Collected data entries:
---

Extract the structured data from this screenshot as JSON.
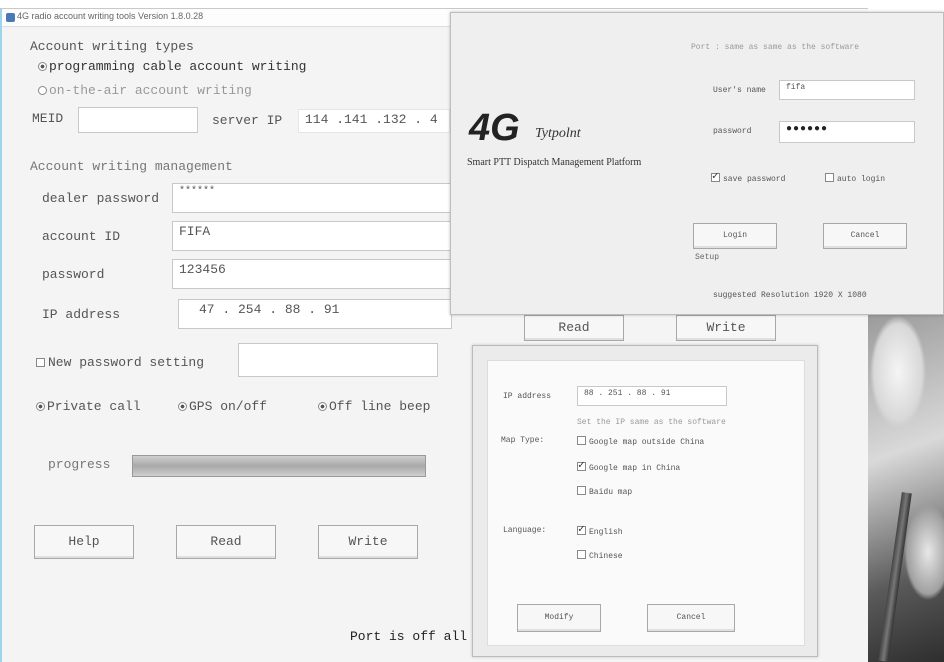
{
  "main": {
    "title": "4G radio account writing tools Version 1.8.0.28",
    "account_writing_types_label": "Account writing types",
    "type_programming": "programming cable account writing",
    "type_ota": "on-the-air account writing",
    "meid_label": "MEID",
    "meid_value": "",
    "server_ip_label": "server IP",
    "server_ip_value": "114 .141 .132 . 4",
    "management_label": "Account writing management",
    "dealer_password_label": "dealer password",
    "dealer_password_value": "******",
    "account_id_label": "account ID",
    "account_id_value": "FIFA",
    "password_label": "password",
    "password_value": "123456",
    "ip_address_label": "IP address",
    "ip_address_value": "47  . 254  . 88  . 91",
    "new_password_label": "New password setting",
    "private_call_label": "Private call",
    "gps_label": "GPS on/off",
    "offline_label": "Off line beep",
    "progress_label": "progress",
    "progress_fraction": 1.0,
    "help_button": "Help",
    "read_button": "Read",
    "write_button": "Write",
    "read_button_2": "Read",
    "write_button_2": "Write",
    "status_text": "Port is off all"
  },
  "login": {
    "top_hint": "Port : same as same as the software",
    "logo_4g": "4G",
    "logo_brand": "Tytpolnt",
    "subtitle": "Smart PTT Dispatch Management Platform",
    "username_label": "User's name",
    "username_value": "fifa",
    "password_label": "password",
    "password_value": "●●●●●●",
    "save_password_label": "save password",
    "auto_login_label": "auto login",
    "login_button": "Login",
    "cancel_button": "Cancel",
    "setup_link": "Setup",
    "resolution_text": "suggested Resolution 1920 X 1080"
  },
  "map_settings": {
    "ip_label": "IP address",
    "ip_value": "88  . 251  .  88  .  91",
    "ip_hint": "Set the IP same as the software",
    "map_type_label": "Map Type:",
    "map_google_outside": "Google map outside China",
    "map_google_china": "Google map in China",
    "map_baidu": "Baidu map",
    "language_label": "Language:",
    "lang_english": "English",
    "lang_chinese": "Chinese",
    "modify_button": "Modify",
    "cancel_button": "Cancel"
  }
}
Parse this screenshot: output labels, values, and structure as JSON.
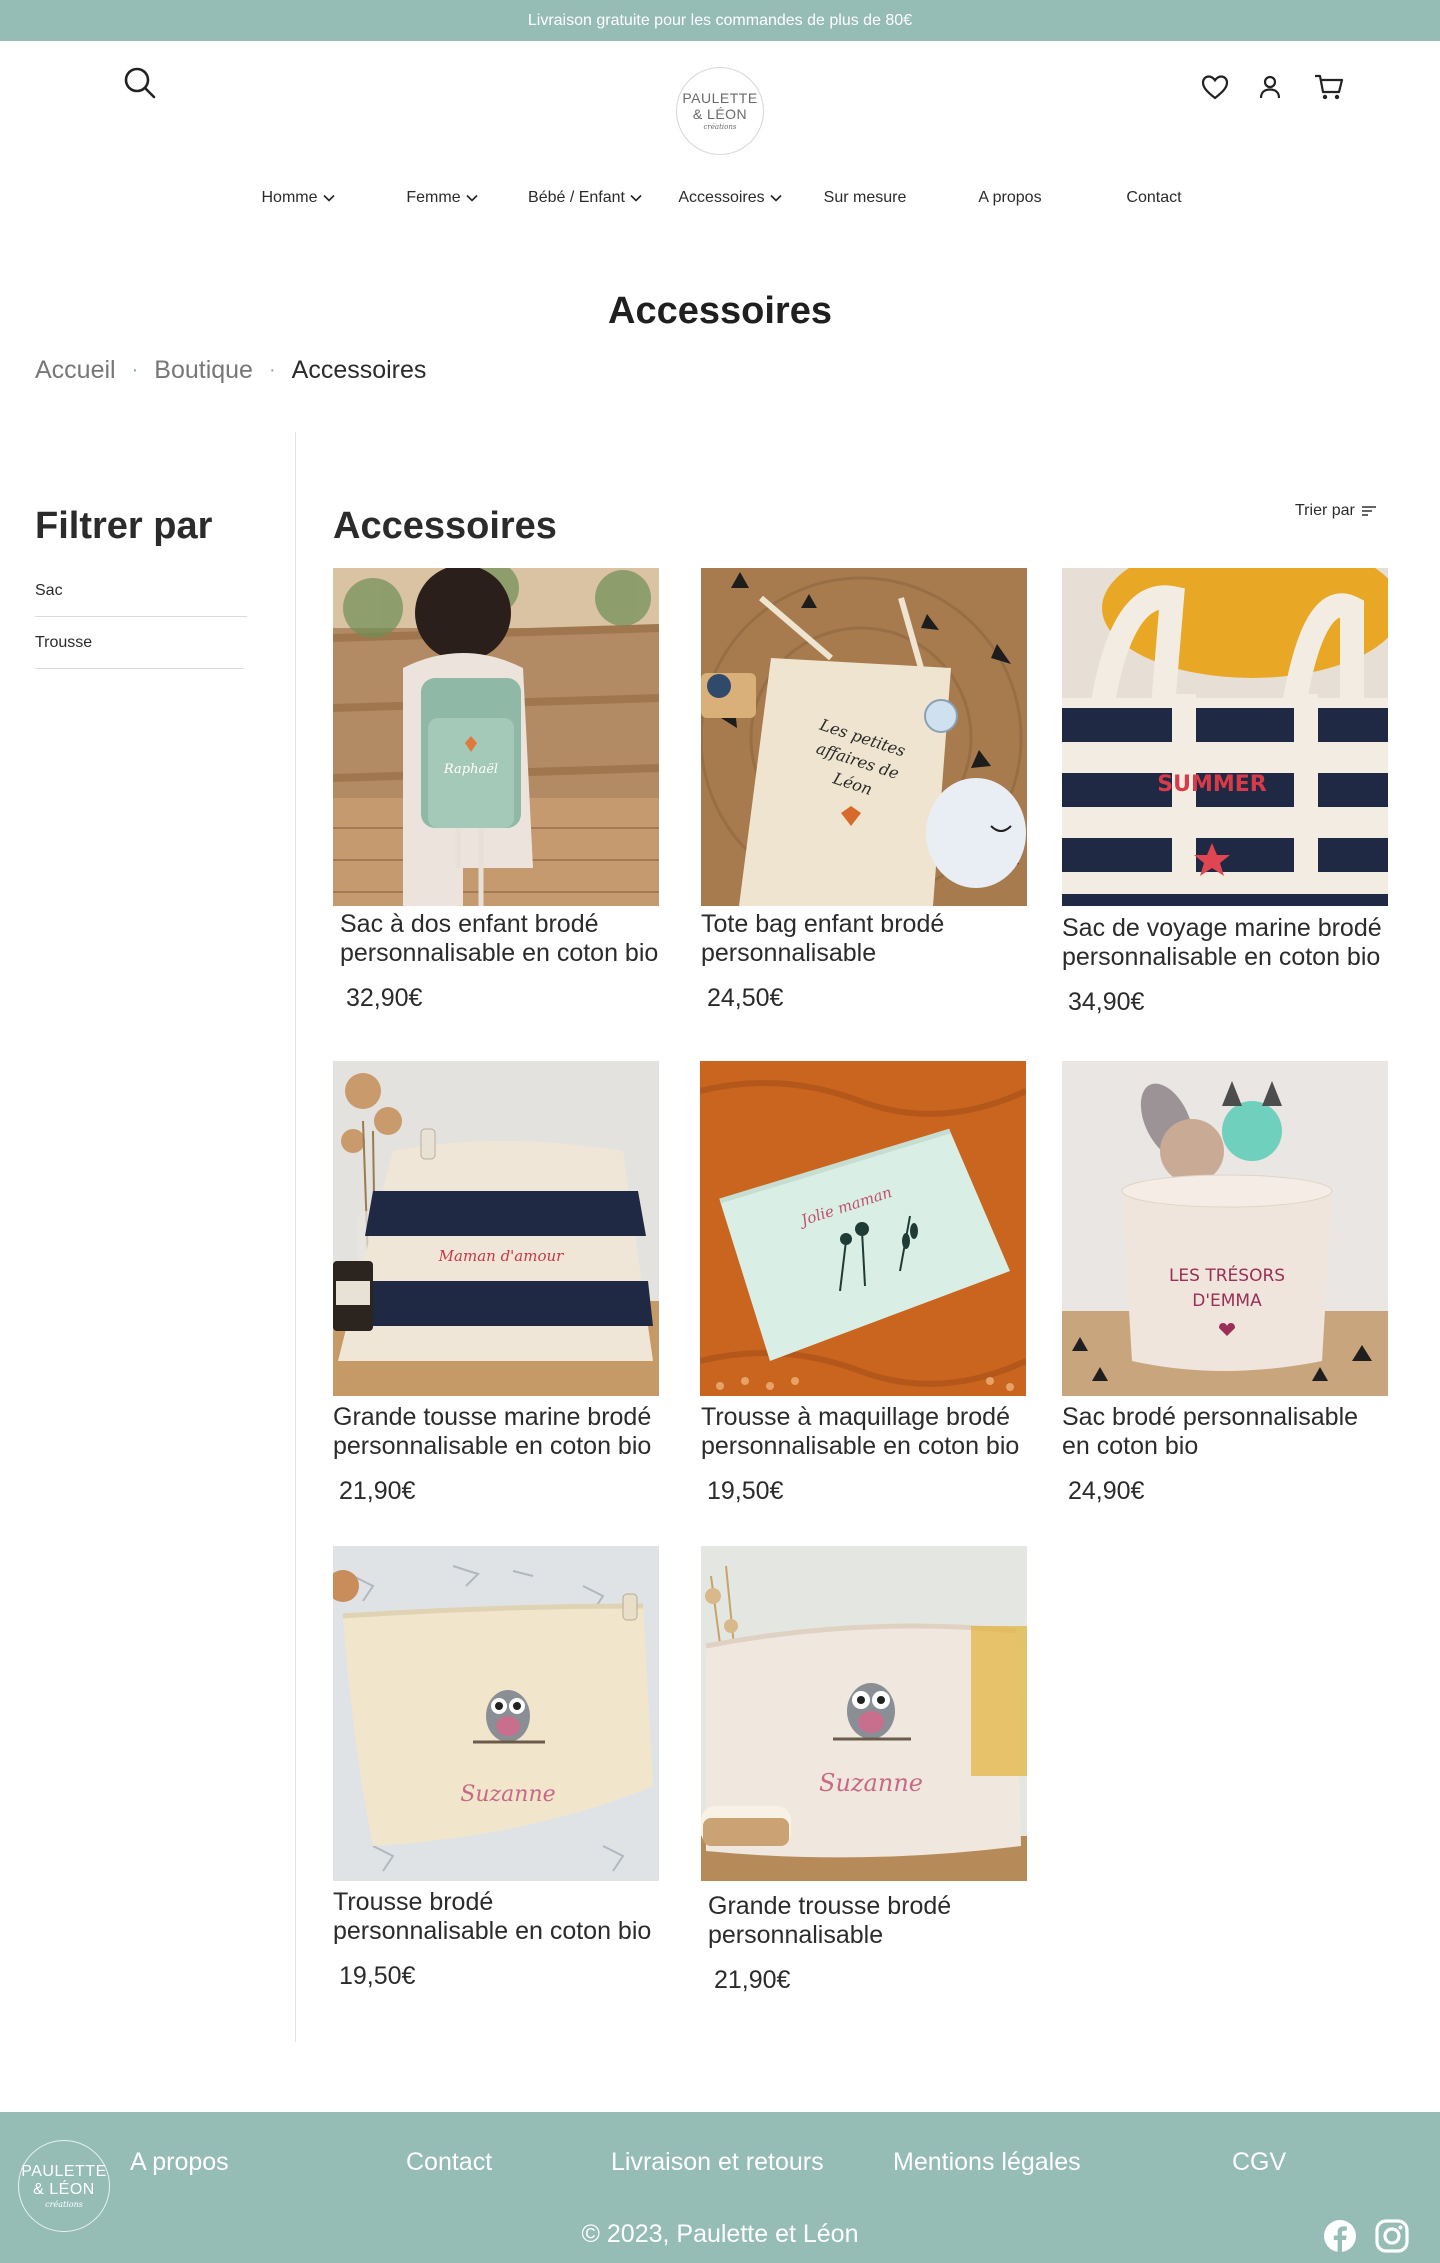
{
  "announcement": "Livraison gratuite pour les commandes de plus de 80€",
  "header": {
    "logo": {
      "line1": "PAULETTE",
      "line2": "& LÉON",
      "line3": "créations"
    }
  },
  "nav": [
    {
      "label": "Homme",
      "dropdown": true
    },
    {
      "label": "Femme",
      "dropdown": true
    },
    {
      "label": "Bébé / Enfant",
      "dropdown": true
    },
    {
      "label": "Accessoires",
      "dropdown": true
    },
    {
      "label": "Sur mesure",
      "dropdown": false
    },
    {
      "label": "A propos",
      "dropdown": false
    },
    {
      "label": "Contact",
      "dropdown": false
    }
  ],
  "page_title": "Accessoires",
  "breadcrumb": {
    "home": "Accueil",
    "shop": "Boutique",
    "current": "Accessoires",
    "separator": "·"
  },
  "filters": {
    "title": "Filtrer par",
    "items": [
      "Sac",
      "Trousse"
    ]
  },
  "catalog": {
    "title": "Accessoires",
    "sort_label": "Trier par",
    "products": [
      {
        "name": "Sac à dos enfant brodé personnalisable en coton bio",
        "price": "32,90€",
        "image_text": "Raphaël"
      },
      {
        "name": "Tote bag enfant brodé personnalisable",
        "price": "24,50€",
        "image_text": "Les petites affaires de Léon"
      },
      {
        "name": "Sac de voyage marine brodé personnalisable en coton bio",
        "price": "34,90€",
        "image_text": "SUMMER"
      },
      {
        "name": "Grande tousse marine brodé personnalisable en coton bio",
        "price": "21,90€",
        "image_text": "Maman d'amour"
      },
      {
        "name": "Trousse à maquillage brodé personnalisable en coton bio",
        "price": "19,50€",
        "image_text": "Jolie maman"
      },
      {
        "name": "Sac brodé personnalisable en coton bio",
        "price": "24,90€",
        "image_text": "LES TRÉSORS D'EMMA"
      },
      {
        "name": "Trousse brodé personnalisable en coton bio",
        "price": "19,50€",
        "image_text": "Suzanne"
      },
      {
        "name": "Grande trousse brodé personnalisable",
        "price": "21,90€",
        "image_text": "Suzanne"
      }
    ]
  },
  "footer": {
    "logo": {
      "line1": "PAULETTE",
      "line2": "& LÉON",
      "line3": "créations"
    },
    "links": [
      "A propos",
      "Contact",
      "Livraison et retours",
      "Mentions légales",
      "CGV"
    ],
    "copyright": "© 2023, Paulette et Léon",
    "social": [
      "facebook-icon",
      "instagram-icon"
    ]
  },
  "colors": {
    "brand": "#95bdb6",
    "text": "#2b2b2b",
    "muted": "#777777"
  },
  "icons": [
    "search-icon",
    "heart-icon",
    "account-icon",
    "cart-icon",
    "chevron-down-icon",
    "sort-icon"
  ]
}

---

Exercise objective -
Filter the listing above for the string "China" and copy every matching line.

Result of this exercise -
    "map_google_outside": "Google map outside China",
    "map_google_china": "Google map in China",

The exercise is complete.